▸ **WORK REQUIRED**
Print all of the data exactly as written.

▸ **Stored data**
........

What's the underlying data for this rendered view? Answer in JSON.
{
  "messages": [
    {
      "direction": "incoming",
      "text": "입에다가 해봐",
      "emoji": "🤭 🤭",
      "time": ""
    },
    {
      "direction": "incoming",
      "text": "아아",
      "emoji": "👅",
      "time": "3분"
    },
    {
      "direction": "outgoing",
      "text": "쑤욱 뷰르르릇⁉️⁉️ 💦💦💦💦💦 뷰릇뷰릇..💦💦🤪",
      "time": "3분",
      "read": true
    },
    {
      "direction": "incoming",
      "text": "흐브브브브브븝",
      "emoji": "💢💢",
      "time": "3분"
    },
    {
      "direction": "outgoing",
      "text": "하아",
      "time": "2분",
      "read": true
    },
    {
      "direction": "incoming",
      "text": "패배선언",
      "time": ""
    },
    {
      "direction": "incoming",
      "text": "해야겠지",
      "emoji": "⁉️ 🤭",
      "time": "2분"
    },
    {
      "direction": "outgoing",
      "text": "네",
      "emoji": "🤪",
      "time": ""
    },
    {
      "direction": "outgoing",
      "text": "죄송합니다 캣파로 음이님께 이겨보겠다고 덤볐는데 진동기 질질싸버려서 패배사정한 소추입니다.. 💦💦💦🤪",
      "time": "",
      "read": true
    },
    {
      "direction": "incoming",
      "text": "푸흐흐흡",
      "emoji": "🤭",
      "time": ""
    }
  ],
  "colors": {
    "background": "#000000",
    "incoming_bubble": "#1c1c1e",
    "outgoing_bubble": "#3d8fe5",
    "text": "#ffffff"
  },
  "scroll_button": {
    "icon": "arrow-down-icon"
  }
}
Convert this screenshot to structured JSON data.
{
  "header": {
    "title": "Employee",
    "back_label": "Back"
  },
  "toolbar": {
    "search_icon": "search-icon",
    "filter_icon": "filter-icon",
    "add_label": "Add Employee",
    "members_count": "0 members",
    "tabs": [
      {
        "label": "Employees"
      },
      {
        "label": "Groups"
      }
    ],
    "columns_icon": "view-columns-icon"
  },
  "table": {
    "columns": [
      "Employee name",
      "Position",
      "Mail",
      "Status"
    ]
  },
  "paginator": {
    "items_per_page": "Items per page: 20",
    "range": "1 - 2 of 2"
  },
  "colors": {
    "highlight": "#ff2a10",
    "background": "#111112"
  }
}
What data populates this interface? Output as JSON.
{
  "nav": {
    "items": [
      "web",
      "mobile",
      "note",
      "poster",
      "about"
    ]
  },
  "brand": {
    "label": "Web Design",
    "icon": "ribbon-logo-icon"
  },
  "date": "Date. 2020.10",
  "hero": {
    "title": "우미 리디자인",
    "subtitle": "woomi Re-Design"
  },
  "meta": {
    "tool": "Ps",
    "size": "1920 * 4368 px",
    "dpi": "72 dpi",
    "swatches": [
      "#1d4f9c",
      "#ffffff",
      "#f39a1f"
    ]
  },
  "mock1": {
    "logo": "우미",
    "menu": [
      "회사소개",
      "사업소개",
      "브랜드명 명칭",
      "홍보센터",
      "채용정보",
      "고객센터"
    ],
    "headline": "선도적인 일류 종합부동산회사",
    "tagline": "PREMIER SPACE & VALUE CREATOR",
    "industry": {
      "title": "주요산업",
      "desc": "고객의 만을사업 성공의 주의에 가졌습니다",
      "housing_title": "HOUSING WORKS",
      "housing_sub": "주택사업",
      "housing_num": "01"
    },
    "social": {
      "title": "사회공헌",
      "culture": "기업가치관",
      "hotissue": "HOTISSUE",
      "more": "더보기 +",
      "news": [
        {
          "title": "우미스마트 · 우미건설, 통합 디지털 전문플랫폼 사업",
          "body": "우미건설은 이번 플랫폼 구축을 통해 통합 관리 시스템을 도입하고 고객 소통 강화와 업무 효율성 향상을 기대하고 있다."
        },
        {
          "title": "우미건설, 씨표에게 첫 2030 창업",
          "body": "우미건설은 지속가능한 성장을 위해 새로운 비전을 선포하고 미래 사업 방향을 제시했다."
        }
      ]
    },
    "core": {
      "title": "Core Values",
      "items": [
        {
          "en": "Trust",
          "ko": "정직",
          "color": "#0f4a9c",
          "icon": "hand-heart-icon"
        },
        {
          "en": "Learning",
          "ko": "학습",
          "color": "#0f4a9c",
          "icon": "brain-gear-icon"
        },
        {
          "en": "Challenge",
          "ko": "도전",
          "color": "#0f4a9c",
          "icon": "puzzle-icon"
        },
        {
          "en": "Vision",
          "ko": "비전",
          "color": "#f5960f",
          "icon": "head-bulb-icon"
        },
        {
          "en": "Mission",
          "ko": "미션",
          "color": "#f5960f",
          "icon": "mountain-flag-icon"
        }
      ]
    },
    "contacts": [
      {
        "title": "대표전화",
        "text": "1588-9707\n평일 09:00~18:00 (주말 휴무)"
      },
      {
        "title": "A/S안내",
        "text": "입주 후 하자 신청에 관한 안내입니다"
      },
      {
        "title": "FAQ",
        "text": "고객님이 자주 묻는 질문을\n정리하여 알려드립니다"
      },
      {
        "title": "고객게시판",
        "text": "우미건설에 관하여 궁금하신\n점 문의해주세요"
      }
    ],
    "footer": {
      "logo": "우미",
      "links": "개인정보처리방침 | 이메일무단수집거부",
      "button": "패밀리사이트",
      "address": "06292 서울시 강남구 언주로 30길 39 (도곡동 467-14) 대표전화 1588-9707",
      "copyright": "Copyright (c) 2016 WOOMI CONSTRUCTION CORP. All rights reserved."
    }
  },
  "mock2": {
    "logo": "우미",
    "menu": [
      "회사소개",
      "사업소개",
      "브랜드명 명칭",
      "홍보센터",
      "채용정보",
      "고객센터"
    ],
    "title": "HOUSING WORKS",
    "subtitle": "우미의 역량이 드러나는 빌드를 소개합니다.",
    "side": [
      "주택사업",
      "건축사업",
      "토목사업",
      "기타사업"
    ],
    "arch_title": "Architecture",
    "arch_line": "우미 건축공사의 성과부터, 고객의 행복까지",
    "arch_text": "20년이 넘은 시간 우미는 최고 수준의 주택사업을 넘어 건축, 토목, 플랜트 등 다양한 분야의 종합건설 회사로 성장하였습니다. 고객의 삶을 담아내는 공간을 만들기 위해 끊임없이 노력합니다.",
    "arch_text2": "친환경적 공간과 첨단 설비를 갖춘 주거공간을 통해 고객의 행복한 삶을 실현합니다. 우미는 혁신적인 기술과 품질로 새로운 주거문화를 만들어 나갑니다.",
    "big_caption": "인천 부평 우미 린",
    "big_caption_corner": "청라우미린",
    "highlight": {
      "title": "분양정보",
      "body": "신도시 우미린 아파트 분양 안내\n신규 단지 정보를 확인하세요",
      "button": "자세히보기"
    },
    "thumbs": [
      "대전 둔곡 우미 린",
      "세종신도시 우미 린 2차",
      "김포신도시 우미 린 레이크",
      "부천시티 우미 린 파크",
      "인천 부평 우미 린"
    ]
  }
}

........

▸ **FULL RESPONSE**
What's the underlying data for this rendered view? Answer in JSON.
{
  "messages": [
    {
      "direction": "incoming",
      "text": "입에다가 해봐",
      "emoji": "🤭 🤭",
      "time": ""
    },
    {
      "direction": "incoming",
      "text": "아아",
      "emoji": "👅",
      "time": "3분"
    },
    {
      "direction": "outgoing",
      "text": "쑤욱 뷰르르릇⁉️⁉️ 💦💦💦💦💦 뷰릇뷰릇..💦💦🤪",
      "time": "3분",
      "read": true
    },
    {
      "direction": "incoming",
      "text": "흐브브브브브븝",
      "emoji": "💢💢",
      "time": "3분"
    },
    {
      "direction": "outgoing",
      "text": "하아",
      "time": "2분",
      "read": true
    },
    {
      "direction": "incoming",
      "text": "패배선언",
      "time": ""
    },
    {
      "direction": "incoming",
      "text": "해야겠지",
      "emoji": "⁉️ 🤭",
      "time": "2분"
    },
    {
      "direction": "outgoing",
      "text": "네",
      "emoji": "🤪",
      "time": ""
    },
    {
      "direction": "outgoing",
      "text": "죄송합니다 캣파로 음이님께 이겨보겠다고 덤볐는데 진동기 질질싸버려서 패배사정한 소추입니다.. 💦💦💦🤪",
      "time": "",
      "read": true
    },
    {
      "direction": "incoming",
      "text": "푸흐흐흡",
      "emoji": "🤭",
      "time": ""
    }
  ],
  "colors": {
    "background": "#000000",
    "incoming_bubble": "#1c1c1e",
    "outgoing_bubble": "#3d8fe5",
    "text": "#ffffff"
  },
  "scroll_button": {
    "icon": "arrow-down-icon"
  }
}
Convert this screenshot to structured JSON data.
{
  "header": {
    "title": "Employee",
    "back_label": "Back"
  },
  "toolbar": {
    "search_icon": "search-icon",
    "filter_icon": "filter-icon",
    "add_label": "Add Employee",
    "members_count": "0 members",
    "tabs": [
      {
        "label": "Employees"
      },
      {
        "label": "Groups"
      }
    ],
    "columns_icon": "view-columns-icon"
  },
  "table": {
    "columns": [
      "Employee name",
      "Position",
      "Mail",
      "Status"
    ]
  },
  "paginator": {
    "items_per_page": "Items per page: 20",
    "range": "1 - 2 of 2"
  },
  "colors": {
    "highlight": "#ff2a10",
    "background": "#111112"
  }
}
What data populates this interface? Output as JSON.
{
  "nav": {
    "items": [
      "web",
      "mobile",
      "note",
      "poster",
      "about"
    ]
  },
  "brand": {
    "label": "Web Design",
    "icon": "ribbon-logo-icon"
  },
  "date": "Date. 2020.10",
  "hero": {
    "title": "우미 리디자인",
    "subtitle": "woomi Re-Design"
  },
  "meta": {
    "tool": "Ps",
    "size": "1920 * 4368 px",
    "dpi": "72 dpi",
    "swatches": [
      "#1d4f9c",
      "#ffffff",
      "#f39a1f"
    ]
  },
  "mock1": {
    "logo": "우미",
    "menu": [
      "회사소개",
      "사업소개",
      "브랜드명 명칭",
      "홍보센터",
      "채용정보",
      "고객센터"
    ],
    "headline": "선도적인 일류 종합부동산회사",
    "tagline": "PREMIER SPACE & VALUE CREATOR",
    "industry": {
      "title": "주요산업",
      "desc": "고객의 만을사업 성공의 주의에 가졌습니다",
      "housing_title": "HOUSING WORKS",
      "housing_sub": "주택사업",
      "housing_num": "01"
    },
    "social": {
      "title": "사회공헌",
      "culture": "기업가치관",
      "hotissue": "HOTISSUE",
      "more": "더보기 +",
      "news": [
        {
          "title": "우미스마트 · 우미건설, 통합 디지털 전문플랫폼 사업",
          "body": "우미건설은 이번 플랫폼 구축을 통해 통합 관리 시스템을 도입하고 고객 소통 강화와 업무 효율성 향상을 기대하고 있다."
        },
        {
          "title": "우미건설, 씨표에게 첫 2030 창업",
          "body": "우미건설은 지속가능한 성장을 위해 새로운 비전을 선포하고 미래 사업 방향을 제시했다."
        }
      ]
    },
    "core": {
      "title": "Core Values",
      "items": [
        {
          "en": "Trust",
          "ko": "정직",
          "color": "#0f4a9c",
          "icon": "hand-heart-icon"
        },
        {
          "en": "Learning",
          "ko": "학습",
          "color": "#0f4a9c",
          "icon": "brain-gear-icon"
        },
        {
          "en": "Challenge",
          "ko": "도전",
          "color": "#0f4a9c",
          "icon": "puzzle-icon"
        },
        {
          "en": "Vision",
          "ko": "비전",
          "color": "#f5960f",
          "icon": "head-bulb-icon"
        },
        {
          "en": "Mission",
          "ko": "미션",
          "color": "#f5960f",
          "icon": "mountain-flag-icon"
        }
      ]
    },
    "contacts": [
      {
        "title": "대표전화",
        "text": "1588-9707\n평일 09:00~18:00 (주말 휴무)"
      },
      {
        "title": "A/S안내",
        "text": "입주 후 하자 신청에 관한 안내입니다"
      },
      {
        "title": "FAQ",
        "text": "고객님이 자주 묻는 질문을\n정리하여 알려드립니다"
      },
      {
        "title": "고객게시판",
        "text": "우미건설에 관하여 궁금하신\n점 문의해주세요"
      }
    ],
    "footer": {
      "logo": "우미",
      "links": "개인정보처리방침 | 이메일무단수집거부",
      "button": "패밀리사이트",
      "address": "06292 서울시 강남구 언주로 30길 39 (도곡동 467-14) 대표전화 1588-9707",
      "copyright": "Copyright (c) 2016 WOOMI CONSTRUCTION CORP. All rights reserved."
    }
  },
  "mock2": {
    "logo": "우미",
    "menu": [
      "회사소개",
      "사업소개",
      "브랜드명 명칭",
      "홍보센터",
      "채용정보",
      "고객센터"
    ],
    "title": "HOUSING WORKS",
    "subtitle": "우미의 역량이 드러나는 빌드를 소개합니다.",
    "side": [
      "주택사업",
      "건축사업",
      "토목사업",
      "기타사업"
    ],
    "arch_title": "Architecture",
    "arch_line": "우미 건축공사의 성과부터, 고객의 행복까지",
    "arch_text": "20년이 넘은 시간 우미는 최고 수준의 주택사업을 넘어 건축, 토목, 플랜트 등 다양한 분야의 종합건설 회사로 성장하였습니다. 고객의 삶을 담아내는 공간을 만들기 위해 끊임없이 노력합니다.",
    "arch_text2": "친환경적 공간과 첨단 설비를 갖춘 주거공간을 통해 고객의 행복한 삶을 실현합니다. 우미는 혁신적인 기술과 품질로 새로운 주거문화를 만들어 나갑니다.",
    "big_caption": "인천 부평 우미 린",
    "big_caption_corner": "청라우미린",
    "highlight": {
      "title": "분양정보",
      "body": "신도시 우미린 아파트 분양 안내\n신규 단지 정보를 확인하세요",
      "button": "자세히보기"
    },
    "thumbs": [
      "대전 둔곡 우미 린",
      "세종신도시 우미 린 2차",
      "김포신도시 우미 린 레이크",
      "부천시티 우미 린 파크",
      "인천 부평 우미 린"
    ]
  }
}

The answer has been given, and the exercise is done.